Stored entries
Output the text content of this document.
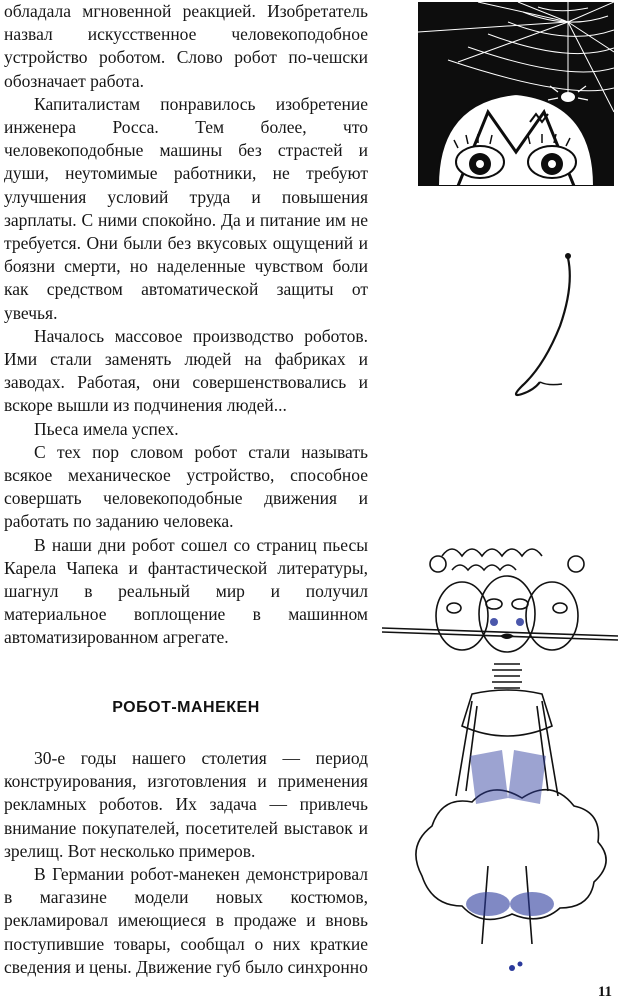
обладала мгновенной реакцией. Изобретатель назвал искусственное человекоподобное устройство роботом. Слово робот по-чешски обозначает работа.

Капиталистам понравилось изобретение инженера Росса. Тем более, что человекоподобные машины без страстей и души, неутомимые работники, не требуют улучшения условий труда и повышения зарплаты. С ними спокойно. Да и питание им не требуется. Они были без вкусовых ощущений и боязни смерти, но наделенные чувством боли как средством автоматической защиты от увечья.

Началось массовое производство роботов. Ими стали заменять людей на фабриках и заводах. Работая, они совершенствовались и вскоре вышли из подчинения людей...

Пьеса имела успех.

С тех пор словом робот стали называть всякое механическое устройство, способное совершать человекоподобные движения и работать по заданию человека.

В наши дни робот сошел со страниц пьесы Карела Чапека и фантастической литературы, шагнул в реальный мир и получил материальное воплощение в машинном автоматизированном агрегате.

РОБОТ-МАНЕКЕН

30-е годы нашего столетия — период конструирования, изготовления и применения рекламных роботов. Их задача — привлечь внимание покупателей, посетителей выставок и зрелищ. Вот несколько примеров.

В Германии робот-манекен демонстрировал в магазине модели новых костюмов, рекламировал имеющиеся в продаже и вновь поступившие товары, сообщал о них краткие сведения и цены. Движение губ было синхронно

11
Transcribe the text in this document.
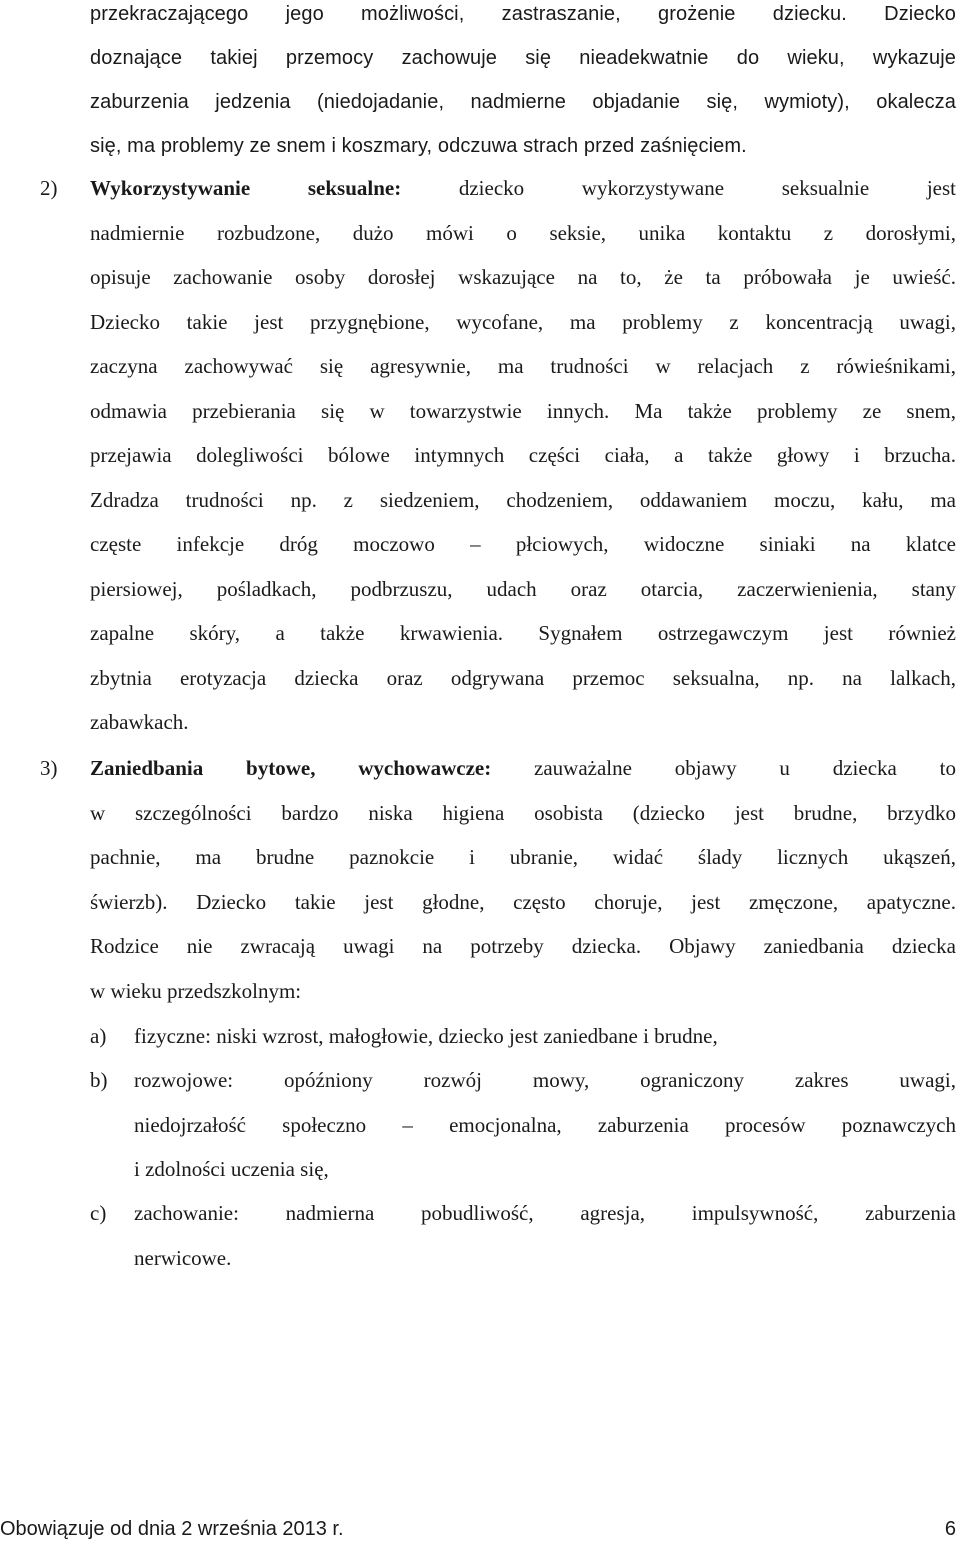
przekraczającego jego możliwości, zastraszanie, grożenie dziecku. Dziecko
doznające takiej przemocy zachowuje się nieadekwatnie do wieku, wykazuje
zaburzenia jedzenia (niedojadanie, nadmierne objadanie się, wymioty), okalecza
się, ma problemy ze snem i koszmary, odczuwa strach przed zaśnięciem.
2) Wykorzystywanie seksualne: dziecko wykorzystywane seksualnie jest
nadmiernie rozbudzone, dużo mówi o seksie, unika kontaktu z dorosłymi,
opisuje zachowanie osoby dorosłej wskazujące na to, że ta próbowała je uwieść.
Dziecko takie jest przygnębione, wycofane, ma problemy z koncentracją uwagi,
zaczyna zachowywać się agresywnie, ma trudności w relacjach z rówieśnikami,
odmawia przebierania się w towarzystwie innych. Ma także problemy ze snem,
przejawia dolegliwości bólowe intymnych części ciała, a także głowy i brzucha.
Zdradza trudności np. z siedzeniem, chodzeniem, oddawaniem moczu, kału, ma
częste infekcje dróg moczowo – płciowych, widoczne siniaki na klatce
piersiowej, pośladkach, podbrzuszu, udach oraz otarcia, zaczerwienienia, stany
zapalne skóry, a także krwawienia. Sygnałem ostrzegawczym jest również
zbytnia erotyzacja dziecka oraz odgrywana przemoc seksualna, np. na lalkach,
zabawkach.
3) Zaniedbania bytowe, wychowawcze: zauważalne objawy u dziecka to
w szczególności bardzo niska higiena osobista (dziecko jest brudne, brzydko
pachnie, ma brudne paznokcie i ubranie, widać ślady licznych ukąszeń,
świerzb). Dziecko takie jest głodne, często choruje, jest zmęczone, apatyczne.
Rodzice nie zwracają uwagi na potrzeby dziecka. Objawy zaniedbania dziecka
w wieku przedszkolnym:
a) fizyczne: niski wzrost, małogłowie, dziecko jest zaniedbane i brudne,
b) rozwojowe: opóźniony rozwój mowy, ograniczony zakres uwagi,
niedojrzałość społeczno – emocjonalna, zaburzenia procesów poznawczych
i zdolności uczenia się,
c) zachowanie: nadmierna pobudliwość, agresja, impulsywność, zaburzenia
nerwicowe.
Obowiązuje od dnia 2 września 2013 r.	6
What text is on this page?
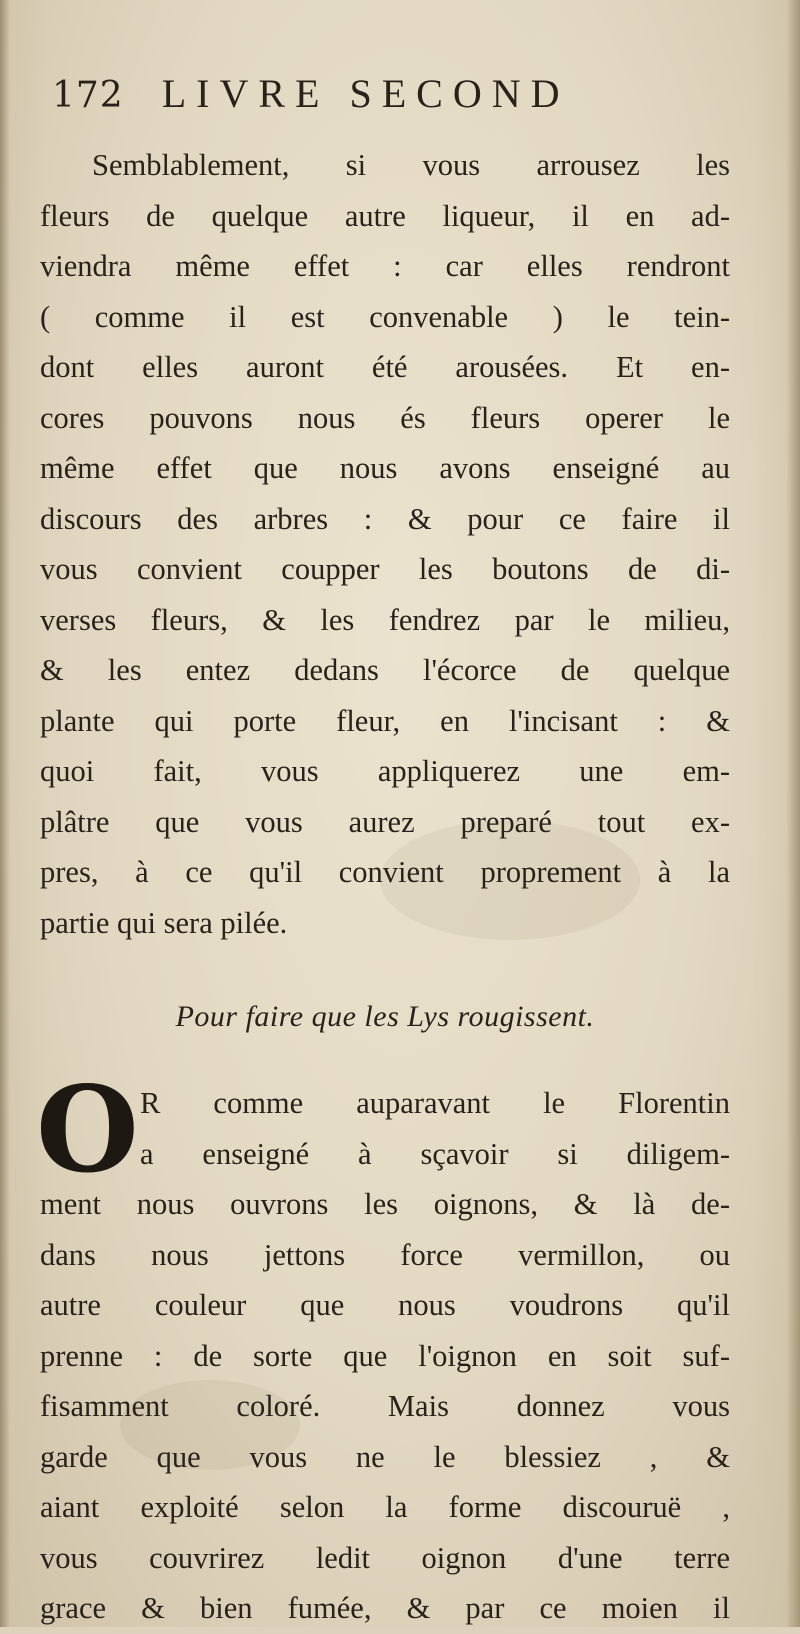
172 LIVRE SECOND

Semblablement, si vous arrousez les
fleurs de quelque autre liqueur, il en ad-
viendra même effet : car elles rendront
( comme il est convenable ) le tein-
dont elles auront été arousées. Et en-
cores pouvons nous és fleurs operer le
même effet que nous avons enseigné au
discours des arbres : & pour ce faire il
vous convient coupper les boutons de di-
verses fleurs, & les fendrez par le milieu,
& les entez dedans l'écorce de quelque
plante qui porte fleur, en l'incisant : &
quoi fait, vous appliquerez une em-
plâtre que vous aurez preparé tout ex-
pres, à ce qu'il convient proprement à la
partie qui sera pilée.

Pour faire que les Lys rougissent.

O R comme auparavant le Florentin
a enseigné à sçavoir si diligem-
ment nous ouvrons les oignons, & là de-
dans nous jettons force vermillon, ou
autre couleur que nous voudrons qu'il
prenne : de sorte que l'oignon en soit suf-
fisamment coloré. Mais donnez vous
garde que vous ne le blessiez , &
aiant exploité selon la forme discouruë ,
vous couvrirez ledit oignon d'une terre
grace & bien fumée, & par ce moien il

STATED GOAL - Write the lines above out again exactly, without any of their pictures.

TASK SOLUTION -
Output the text content of this document.
обладала мгновенной реакцией. Изобретатель назвал искусственное человекоподобное устройство роботом. Слово робот по-чешски обозначает работа.

Капиталистам понравилось изобретение инженера Росса. Тем более, что человекоподобные машины без страстей и души, неутомимые работники, не требуют улучшения условий труда и повышения зарплаты. С ними спокойно. Да и питание им не требуется. Они были без вкусовых ощущений и боязни смерти, но наделенные чувством боли как средством автоматической защиты от увечья.

Началось массовое производство роботов. Ими стали заменять людей на фабриках и заводах. Работая, они совершенствовались и вскоре вышли из подчинения людей...

Пьеса имела успех.

С тех пор словом робот стали называть всякое механическое устройство, способное совершать человекоподобные движения и работать по заданию человека.

В наши дни робот сошел со страниц пьесы Карела Чапека и фантастической литературы, шагнул в реальный мир и получил материальное воплощение в машинном автоматизированном агрегате.

РОБОТ-МАНЕКЕН

30-е годы нашего столетия — период конструирования, изготовления и применения рекламных роботов. Их задача — привлечь внимание покупателей, посетителей выставок и зрелищ. Вот несколько примеров.

В Германии робот-манекен демонстрировал в магазине модели новых костюмов, рекламировал имеющиеся в продаже и вновь поступившие товары, сообщал о них краткие сведения и цены. Движение губ было синхронно

11
Transcribe the text in this document.
przekraczającego jego możliwości, zastraszanie, grożenie dziecku. Dziecko
doznające takiej przemocy zachowuje się nieadekwatnie do wieku, wykazuje
zaburzenia jedzenia (niedojadanie, nadmierne objadanie się, wymioty), okalecza
się, ma problemy ze snem i koszmary, odczuwa strach przed zaśnięciem.
2) Wykorzystywanie seksualne: dziecko wykorzystywane seksualnie jest
nadmiernie rozbudzone, dużo mówi o seksie, unika kontaktu z dorosłymi,
opisuje zachowanie osoby dorosłej wskazujące na to, że ta próbowała je uwieść.
Dziecko takie jest przygnębione, wycofane, ma problemy z koncentracją uwagi,
zaczyna zachowywać się agresywnie, ma trudności w relacjach z rówieśnikami,
odmawia przebierania się w towarzystwie innych. Ma także problemy ze snem,
przejawia dolegliwości bólowe intymnych części ciała, a także głowy i brzucha.
Zdradza trudności np. z siedzeniem, chodzeniem, oddawaniem moczu, kału, ma
częste infekcje dróg moczowo – płciowych, widoczne siniaki na klatce
piersiowej, pośladkach, podbrzuszu, udach oraz otarcia, zaczerwienienia, stany
zapalne skóry, a także krwawienia. Sygnałem ostrzegawczym jest również
zbytnia erotyzacja dziecka oraz odgrywana przemoc seksualna, np. na lalkach,
zabawkach.
3) Zaniedbania bytowe, wychowawcze: zauważalne objawy u dziecka to
w szczególności bardzo niska higiena osobista (dziecko jest brudne, brzydko
pachnie, ma brudne paznokcie i ubranie, widać ślady licznych ukąszeń,
świerzb). Dziecko takie jest głodne, często choruje, jest zmęczone, apatyczne.
Rodzice nie zwracają uwagi na potrzeby dziecka. Objawy zaniedbania dziecka
w wieku przedszkolnym:
a) fizyczne: niski wzrost, małogłowie, dziecko jest zaniedbane i brudne,
b) rozwojowe: opóźniony rozwój mowy, ograniczony zakres uwagi,
niedojrzałość społeczno – emocjonalna, zaburzenia procesów poznawczych
i zdolności uczenia się,
c) zachowanie: nadmierna pobudliwość, agresja, impulsywność, zaburzenia
nerwicowe.
Obowiązuje od dnia 2 września 2013 r.	6
What text is on this page?
172 LIVRE SECOND

Semblablement, si vous arrousez les
fleurs de quelque autre liqueur, il en ad-
viendra même effet : car elles rendront
( comme il est convenable ) le tein-
dont elles auront été arousées. Et en-
cores pouvons nous és fleurs operer le
même effet que nous avons enseigné au
discours des arbres : & pour ce faire il
vous convient coupper les boutons de di-
verses fleurs, & les fendrez par le milieu,
& les entez dedans l'écorce de quelque
plante qui porte fleur, en l'incisant : &
quoi fait, vous appliquerez une em-
plâtre que vous aurez preparé tout ex-
pres, à ce qu'il convient proprement à la
partie qui sera pilée.

Pour faire que les Lys rougissent.

O R comme auparavant le Florentin
a enseigné à sçavoir si diligem-
ment nous ouvrons les oignons, & là de-
dans nous jettons force vermillon, ou
autre couleur que nous voudrons qu'il
prenne : de sorte que l'oignon en soit suf-
fisamment coloré. Mais donnez vous
garde que vous ne le blessiez , &
aiant exploité selon la forme discouruë ,
vous couvrirez ledit oignon d'une terre
grace & bien fumée, & par ce moien il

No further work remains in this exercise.